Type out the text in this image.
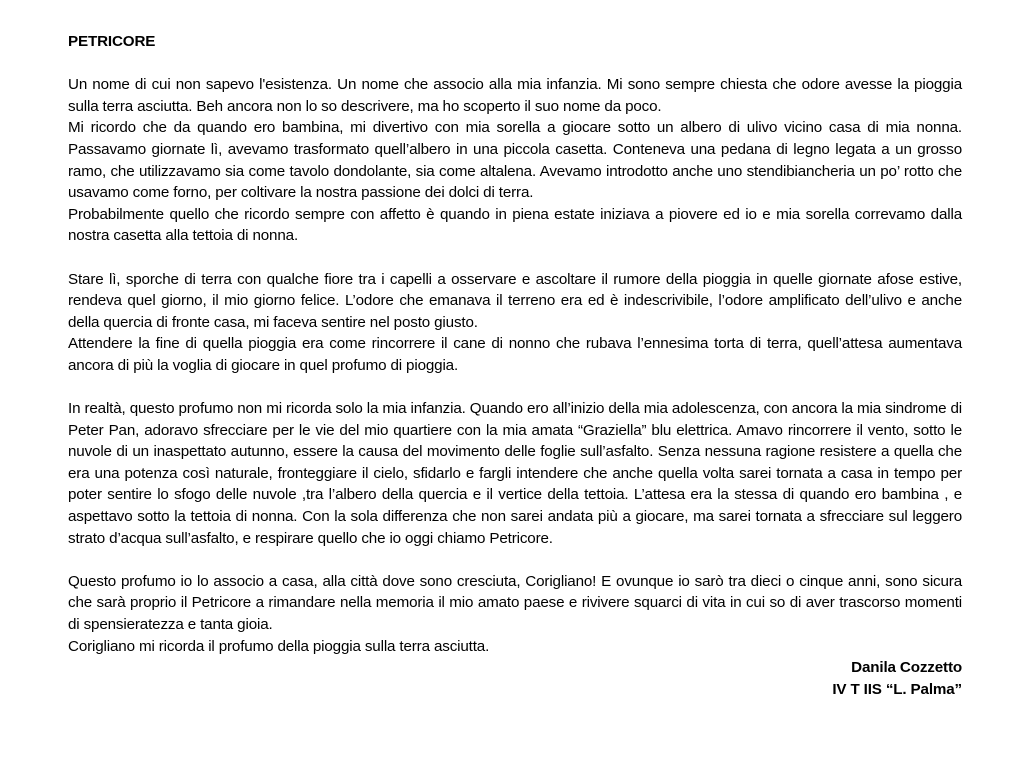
PETRICORE

Un nome di cui non sapevo l'esistenza. Un nome che associo alla mia infanzia. Mi sono sempre chiesta che odore avesse la pioggia sulla terra asciutta. Beh ancora non lo so descrivere, ma ho scoperto il suo nome da poco.

Mi ricordo che da quando ero bambina, mi divertivo con mia sorella a giocare sotto un albero di ulivo vicino casa di mia nonna. Passavamo giornate lì, avevamo trasformato quell’albero in una piccola casetta. Conteneva una pedana di legno legata a un grosso ramo, che utilizzavamo sia come tavolo dondolante, sia come altalena. Avevamo introdotto anche uno stendibiancheria un po’ rotto che usavamo come forno, per coltivare la nostra passione dei dolci di terra.

Probabilmente quello che ricordo sempre con affetto è quando in piena estate iniziava a piovere ed io e mia sorella correvamo dalla nostra casetta alla tettoia di nonna.

Stare lì, sporche di terra con qualche fiore tra i capelli a osservare e ascoltare il rumore della pioggia in quelle giornate afose estive, rendeva quel giorno, il mio giorno felice. L’odore che emanava il terreno era ed è indescrivibile, l’odore amplificato dell’ulivo e anche della quercia di fronte casa, mi faceva sentire nel posto giusto.

Attendere la fine di quella pioggia era come rincorrere il cane di nonno che rubava l’ennesima torta di terra, quell’attesa aumentava ancora di più la voglia di giocare in quel profumo di pioggia.

In realtà, questo profumo non mi ricorda solo la mia infanzia. Quando ero all’inizio della mia adolescenza, con ancora la mia sindrome di Peter Pan, adoravo sfrecciare per le vie del mio quartiere con la mia amata “Graziella” blu elettrica. Amavo rincorrere il vento, sotto le nuvole di un inaspettato autunno, essere la causa del movimento delle foglie sull’asfalto. Senza nessuna ragione resistere a quella che era una potenza così naturale, fronteggiare il cielo, sfidarlo e fargli intendere che anche quella volta sarei tornata a casa in tempo per poter sentire lo sfogo delle nuvole ,tra l’albero della quercia e il vertice della tettoia. L’attesa era la stessa di quando ero bambina , e aspettavo sotto la tettoia di nonna. Con la sola differenza che non sarei andata più a giocare, ma sarei tornata a sfrecciare sul leggero strato d’acqua sull’asfalto, e respirare quello che io oggi chiamo Petricore.

Questo profumo io lo associo a casa, alla città dove sono cresciuta, Corigliano! E ovunque io sarò tra dieci o cinque anni, sono sicura che sarà proprio il Petricore a rimandare nella memoria il mio amato paese e rivivere squarci di vita in cui so di aver trascorso momenti di spensieratezza e tanta gioia.

Corigliano mi ricorda il profumo della pioggia sulla terra asciutta.

Danila Cozzetto

IV T IIS “L. Palma”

* * * * * * *

- _Stated problem_
Without the pictures, repeat all the records word for word.

- _Written solution_
Type out the text in this image.
PETRICORE

Un nome di cui non sapevo l'esistenza. Un nome che associo alla mia infanzia. Mi sono sempre chiesta che odore avesse la pioggia sulla terra asciutta. Beh ancora non lo so descrivere, ma ho scoperto il suo nome da poco.

Mi ricordo che da quando ero bambina, mi divertivo con mia sorella a giocare sotto un albero di ulivo vicino casa di mia nonna. Passavamo giornate lì, avevamo trasformato quell’albero in una piccola casetta. Conteneva una pedana di legno legata a un grosso ramo, che utilizzavamo sia come tavolo dondolante, sia come altalena. Avevamo introdotto anche uno stendibiancheria un po’ rotto che usavamo come forno, per coltivare la nostra passione dei dolci di terra.

Probabilmente quello che ricordo sempre con affetto è quando in piena estate iniziava a piovere ed io e mia sorella correvamo dalla nostra casetta alla tettoia di nonna.

Stare lì, sporche di terra con qualche fiore tra i capelli a osservare e ascoltare il rumore della pioggia in quelle giornate afose estive, rendeva quel giorno, il mio giorno felice. L’odore che emanava il terreno era ed è indescrivibile, l’odore amplificato dell’ulivo e anche della quercia di fronte casa, mi faceva sentire nel posto giusto.

Attendere la fine di quella pioggia era come rincorrere il cane di nonno che rubava l’ennesima torta di terra, quell’attesa aumentava ancora di più la voglia di giocare in quel profumo di pioggia.

In realtà, questo profumo non mi ricorda solo la mia infanzia. Quando ero all’inizio della mia adolescenza, con ancora la mia sindrome di Peter Pan, adoravo sfrecciare per le vie del mio quartiere con la mia amata “Graziella” blu elettrica. Amavo rincorrere il vento, sotto le nuvole di un inaspettato autunno, essere la causa del movimento delle foglie sull’asfalto. Senza nessuna ragione resistere a quella che era una potenza così naturale, fronteggiare il cielo, sfidarlo e fargli intendere che anche quella volta sarei tornata a casa in tempo per poter sentire lo sfogo delle nuvole ,tra l’albero della quercia e il vertice della tettoia. L’attesa era la stessa di quando ero bambina , e aspettavo sotto la tettoia di nonna. Con la sola differenza che non sarei andata più a giocare, ma sarei tornata a sfrecciare sul leggero strato d’acqua sull’asfalto, e respirare quello che io oggi chiamo Petricore.

Questo profumo io lo associo a casa, alla città dove sono cresciuta, Corigliano! E ovunque io sarò tra dieci o cinque anni, sono sicura che sarà proprio il Petricore a rimandare nella memoria il mio amato paese e rivivere squarci di vita in cui so di aver trascorso momenti di spensieratezza e tanta gioia.

Corigliano mi ricorda il profumo della pioggia sulla terra asciutta.

Danila Cozzetto

IV T IIS “L. Palma”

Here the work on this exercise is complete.